** Start **

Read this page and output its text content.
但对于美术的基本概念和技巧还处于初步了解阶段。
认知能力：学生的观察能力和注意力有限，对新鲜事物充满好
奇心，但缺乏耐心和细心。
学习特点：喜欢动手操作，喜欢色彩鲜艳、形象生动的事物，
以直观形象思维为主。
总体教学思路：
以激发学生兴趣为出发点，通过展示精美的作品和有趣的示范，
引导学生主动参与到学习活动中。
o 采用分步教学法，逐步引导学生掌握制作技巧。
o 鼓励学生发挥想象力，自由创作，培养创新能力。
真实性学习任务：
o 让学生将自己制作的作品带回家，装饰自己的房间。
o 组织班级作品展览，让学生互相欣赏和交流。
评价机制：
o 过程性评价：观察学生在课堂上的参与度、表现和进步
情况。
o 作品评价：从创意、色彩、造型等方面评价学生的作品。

** End **

_Aim of the exercise:_ The entries above must be returned in full, exactly as shown.

_The answer:_
Read this page and output its text content.
但对于美术的基本概念和技巧还处于初步了解阶段。
认知能力：学生的观察能力和注意力有限，对新鲜事物充满好
奇心，但缺乏耐心和细心。
学习特点：喜欢动手操作，喜欢色彩鲜艳、形象生动的事物，
以直观形象思维为主。
总体教学思路：
以激发学生兴趣为出发点，通过展示精美的作品和有趣的示范，
引导学生主动参与到学习活动中。
o 采用分步教学法，逐步引导学生掌握制作技巧。
o 鼓励学生发挥想象力，自由创作，培养创新能力。
真实性学习任务：
o 让学生将自己制作的作品带回家，装饰自己的房间。
o 组织班级作品展览，让学生互相欣赏和交流。
评价机制：
o 过程性评价：观察学生在课堂上的参与度、表现和进步
情况。
o 作品评价：从创意、色彩、造型等方面评价学生的作品。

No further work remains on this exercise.